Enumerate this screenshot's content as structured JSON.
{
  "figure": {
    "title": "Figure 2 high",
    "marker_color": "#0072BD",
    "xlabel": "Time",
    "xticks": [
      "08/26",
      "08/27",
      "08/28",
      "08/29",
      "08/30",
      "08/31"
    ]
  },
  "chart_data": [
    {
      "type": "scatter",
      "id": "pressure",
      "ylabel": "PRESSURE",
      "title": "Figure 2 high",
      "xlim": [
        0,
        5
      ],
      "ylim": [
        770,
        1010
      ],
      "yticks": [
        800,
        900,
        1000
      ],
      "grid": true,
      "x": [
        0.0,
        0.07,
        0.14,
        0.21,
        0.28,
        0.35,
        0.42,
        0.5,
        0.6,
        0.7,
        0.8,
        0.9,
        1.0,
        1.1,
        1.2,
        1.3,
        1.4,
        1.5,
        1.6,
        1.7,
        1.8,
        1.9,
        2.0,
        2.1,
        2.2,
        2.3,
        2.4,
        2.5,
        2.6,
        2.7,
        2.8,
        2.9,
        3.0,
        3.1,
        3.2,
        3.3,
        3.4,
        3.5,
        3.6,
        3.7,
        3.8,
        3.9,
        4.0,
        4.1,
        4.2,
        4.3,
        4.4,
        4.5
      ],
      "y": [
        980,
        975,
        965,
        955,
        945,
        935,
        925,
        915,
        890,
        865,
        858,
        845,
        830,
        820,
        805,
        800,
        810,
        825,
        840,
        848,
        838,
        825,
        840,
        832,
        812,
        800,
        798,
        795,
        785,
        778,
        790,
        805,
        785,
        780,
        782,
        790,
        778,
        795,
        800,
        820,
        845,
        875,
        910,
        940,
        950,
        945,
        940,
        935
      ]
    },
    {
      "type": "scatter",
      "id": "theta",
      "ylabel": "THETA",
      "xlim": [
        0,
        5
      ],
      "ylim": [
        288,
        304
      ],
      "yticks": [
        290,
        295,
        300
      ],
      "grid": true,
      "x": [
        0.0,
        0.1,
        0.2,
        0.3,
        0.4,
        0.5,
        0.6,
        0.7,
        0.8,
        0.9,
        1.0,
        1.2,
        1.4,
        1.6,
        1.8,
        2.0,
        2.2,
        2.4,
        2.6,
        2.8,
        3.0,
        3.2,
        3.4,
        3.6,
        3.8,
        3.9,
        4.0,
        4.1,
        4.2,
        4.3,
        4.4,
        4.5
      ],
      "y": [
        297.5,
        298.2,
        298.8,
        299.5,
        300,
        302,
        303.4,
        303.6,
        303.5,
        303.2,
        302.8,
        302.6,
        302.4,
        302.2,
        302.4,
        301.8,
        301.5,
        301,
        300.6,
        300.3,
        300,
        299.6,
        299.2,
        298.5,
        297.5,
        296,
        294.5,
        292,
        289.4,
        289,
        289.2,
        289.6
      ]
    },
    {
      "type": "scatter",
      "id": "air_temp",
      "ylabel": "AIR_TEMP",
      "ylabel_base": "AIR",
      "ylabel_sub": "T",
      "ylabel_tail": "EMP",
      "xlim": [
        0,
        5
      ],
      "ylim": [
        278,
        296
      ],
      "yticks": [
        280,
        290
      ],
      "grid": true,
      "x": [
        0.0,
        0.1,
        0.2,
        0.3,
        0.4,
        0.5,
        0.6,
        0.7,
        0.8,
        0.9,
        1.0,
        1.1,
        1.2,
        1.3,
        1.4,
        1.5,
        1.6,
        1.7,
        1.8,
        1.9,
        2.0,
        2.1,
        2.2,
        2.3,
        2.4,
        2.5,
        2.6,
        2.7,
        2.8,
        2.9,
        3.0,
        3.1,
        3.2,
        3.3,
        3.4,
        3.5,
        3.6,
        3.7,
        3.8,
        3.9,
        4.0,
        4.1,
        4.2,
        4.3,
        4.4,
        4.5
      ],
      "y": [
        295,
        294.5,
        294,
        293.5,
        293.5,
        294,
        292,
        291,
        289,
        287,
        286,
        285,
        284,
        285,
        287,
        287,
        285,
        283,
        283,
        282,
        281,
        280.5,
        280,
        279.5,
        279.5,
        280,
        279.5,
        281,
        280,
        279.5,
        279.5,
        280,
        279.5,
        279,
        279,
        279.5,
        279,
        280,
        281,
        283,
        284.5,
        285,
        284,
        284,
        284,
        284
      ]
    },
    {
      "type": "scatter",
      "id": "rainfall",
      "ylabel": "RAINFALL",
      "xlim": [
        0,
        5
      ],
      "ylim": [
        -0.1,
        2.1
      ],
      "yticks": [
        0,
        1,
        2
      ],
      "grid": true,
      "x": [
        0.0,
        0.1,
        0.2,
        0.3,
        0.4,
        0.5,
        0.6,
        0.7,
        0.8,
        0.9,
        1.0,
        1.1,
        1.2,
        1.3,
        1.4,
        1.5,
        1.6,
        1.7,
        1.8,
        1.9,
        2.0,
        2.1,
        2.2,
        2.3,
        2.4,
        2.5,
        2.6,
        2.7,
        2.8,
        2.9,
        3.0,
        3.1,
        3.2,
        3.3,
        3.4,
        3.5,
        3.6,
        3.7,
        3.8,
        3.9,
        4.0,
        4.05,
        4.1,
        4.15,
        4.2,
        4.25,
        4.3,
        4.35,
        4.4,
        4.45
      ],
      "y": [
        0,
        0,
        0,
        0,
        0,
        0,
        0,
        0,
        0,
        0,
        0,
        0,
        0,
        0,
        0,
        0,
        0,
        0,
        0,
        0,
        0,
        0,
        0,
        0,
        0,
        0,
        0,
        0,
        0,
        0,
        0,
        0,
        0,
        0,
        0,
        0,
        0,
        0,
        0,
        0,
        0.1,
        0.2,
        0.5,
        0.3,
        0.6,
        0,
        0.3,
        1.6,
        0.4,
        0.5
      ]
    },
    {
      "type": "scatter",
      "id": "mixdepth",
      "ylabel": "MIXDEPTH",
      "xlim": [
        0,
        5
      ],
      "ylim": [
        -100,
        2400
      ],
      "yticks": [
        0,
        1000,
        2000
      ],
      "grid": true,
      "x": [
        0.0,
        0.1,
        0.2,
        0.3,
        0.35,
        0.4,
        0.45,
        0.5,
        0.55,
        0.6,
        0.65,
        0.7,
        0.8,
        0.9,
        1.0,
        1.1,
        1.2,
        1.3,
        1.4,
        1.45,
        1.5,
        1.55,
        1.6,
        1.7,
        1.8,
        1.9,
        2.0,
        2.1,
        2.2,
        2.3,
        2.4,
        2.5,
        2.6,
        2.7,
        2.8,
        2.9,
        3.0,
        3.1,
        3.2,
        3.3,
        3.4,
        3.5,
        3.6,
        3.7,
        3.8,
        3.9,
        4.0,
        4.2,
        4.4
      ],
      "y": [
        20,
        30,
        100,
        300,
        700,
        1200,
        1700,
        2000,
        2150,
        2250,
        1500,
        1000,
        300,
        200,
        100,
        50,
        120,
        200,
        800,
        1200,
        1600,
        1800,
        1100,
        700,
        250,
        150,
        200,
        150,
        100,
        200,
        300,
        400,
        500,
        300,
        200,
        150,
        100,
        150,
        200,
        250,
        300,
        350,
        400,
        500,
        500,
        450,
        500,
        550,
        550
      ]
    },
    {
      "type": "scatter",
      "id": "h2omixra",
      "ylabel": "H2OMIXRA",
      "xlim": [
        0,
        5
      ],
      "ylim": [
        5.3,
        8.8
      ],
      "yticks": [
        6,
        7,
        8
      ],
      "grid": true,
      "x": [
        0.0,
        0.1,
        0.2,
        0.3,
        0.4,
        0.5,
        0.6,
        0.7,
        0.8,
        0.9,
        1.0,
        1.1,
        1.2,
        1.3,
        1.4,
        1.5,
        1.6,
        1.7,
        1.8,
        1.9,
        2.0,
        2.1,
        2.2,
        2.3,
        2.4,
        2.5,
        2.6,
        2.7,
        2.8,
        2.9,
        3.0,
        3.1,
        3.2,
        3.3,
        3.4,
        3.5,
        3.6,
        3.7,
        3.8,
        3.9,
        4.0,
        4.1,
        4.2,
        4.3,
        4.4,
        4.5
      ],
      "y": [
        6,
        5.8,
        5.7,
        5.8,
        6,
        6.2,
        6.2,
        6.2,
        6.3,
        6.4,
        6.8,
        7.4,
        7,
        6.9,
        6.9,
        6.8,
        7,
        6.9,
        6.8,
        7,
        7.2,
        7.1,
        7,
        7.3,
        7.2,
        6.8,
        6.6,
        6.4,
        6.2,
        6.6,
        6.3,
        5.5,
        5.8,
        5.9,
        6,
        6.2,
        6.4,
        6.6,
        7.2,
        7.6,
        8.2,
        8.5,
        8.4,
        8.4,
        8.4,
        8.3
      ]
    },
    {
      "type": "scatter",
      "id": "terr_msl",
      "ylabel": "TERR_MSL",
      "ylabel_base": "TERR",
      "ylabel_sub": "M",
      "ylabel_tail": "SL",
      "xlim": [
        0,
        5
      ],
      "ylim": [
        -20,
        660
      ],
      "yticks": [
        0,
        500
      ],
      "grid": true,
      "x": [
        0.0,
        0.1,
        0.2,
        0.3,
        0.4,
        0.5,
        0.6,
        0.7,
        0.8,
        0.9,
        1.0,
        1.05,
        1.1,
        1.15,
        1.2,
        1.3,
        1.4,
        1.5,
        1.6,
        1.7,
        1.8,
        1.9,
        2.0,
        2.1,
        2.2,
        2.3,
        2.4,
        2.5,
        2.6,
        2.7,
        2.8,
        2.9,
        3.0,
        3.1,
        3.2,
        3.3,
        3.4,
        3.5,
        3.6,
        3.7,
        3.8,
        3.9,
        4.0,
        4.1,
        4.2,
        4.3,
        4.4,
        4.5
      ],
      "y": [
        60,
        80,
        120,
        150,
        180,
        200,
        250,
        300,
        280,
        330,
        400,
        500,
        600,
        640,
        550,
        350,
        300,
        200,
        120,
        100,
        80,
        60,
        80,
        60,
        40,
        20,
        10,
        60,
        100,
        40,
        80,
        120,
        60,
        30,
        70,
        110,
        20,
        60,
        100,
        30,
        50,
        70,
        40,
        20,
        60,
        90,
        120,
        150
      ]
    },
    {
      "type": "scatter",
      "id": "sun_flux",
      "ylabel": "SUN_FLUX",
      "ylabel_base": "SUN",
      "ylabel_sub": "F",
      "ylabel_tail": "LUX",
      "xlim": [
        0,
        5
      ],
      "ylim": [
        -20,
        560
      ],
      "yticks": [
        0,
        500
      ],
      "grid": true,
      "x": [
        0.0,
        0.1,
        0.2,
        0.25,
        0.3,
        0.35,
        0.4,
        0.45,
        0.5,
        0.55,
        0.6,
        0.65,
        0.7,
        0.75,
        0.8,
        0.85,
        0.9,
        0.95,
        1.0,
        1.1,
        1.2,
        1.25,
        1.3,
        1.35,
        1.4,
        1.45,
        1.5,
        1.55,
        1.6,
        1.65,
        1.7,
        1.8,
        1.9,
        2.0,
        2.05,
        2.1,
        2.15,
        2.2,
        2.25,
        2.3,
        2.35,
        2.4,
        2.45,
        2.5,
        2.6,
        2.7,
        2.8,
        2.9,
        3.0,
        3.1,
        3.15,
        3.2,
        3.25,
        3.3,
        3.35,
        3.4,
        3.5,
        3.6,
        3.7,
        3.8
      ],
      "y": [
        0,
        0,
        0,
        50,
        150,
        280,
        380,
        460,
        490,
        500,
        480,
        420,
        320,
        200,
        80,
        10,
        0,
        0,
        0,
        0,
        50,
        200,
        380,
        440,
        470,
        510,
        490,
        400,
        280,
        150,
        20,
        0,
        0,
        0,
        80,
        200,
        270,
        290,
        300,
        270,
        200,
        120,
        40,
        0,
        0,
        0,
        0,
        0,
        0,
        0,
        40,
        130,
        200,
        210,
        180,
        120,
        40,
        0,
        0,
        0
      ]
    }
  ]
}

* **Short task**
Lines of the material that contain the word "high" are to be gathered.

* **Task solution**
    "title": "Figure 2 high",
      "title": "Figure 2 high",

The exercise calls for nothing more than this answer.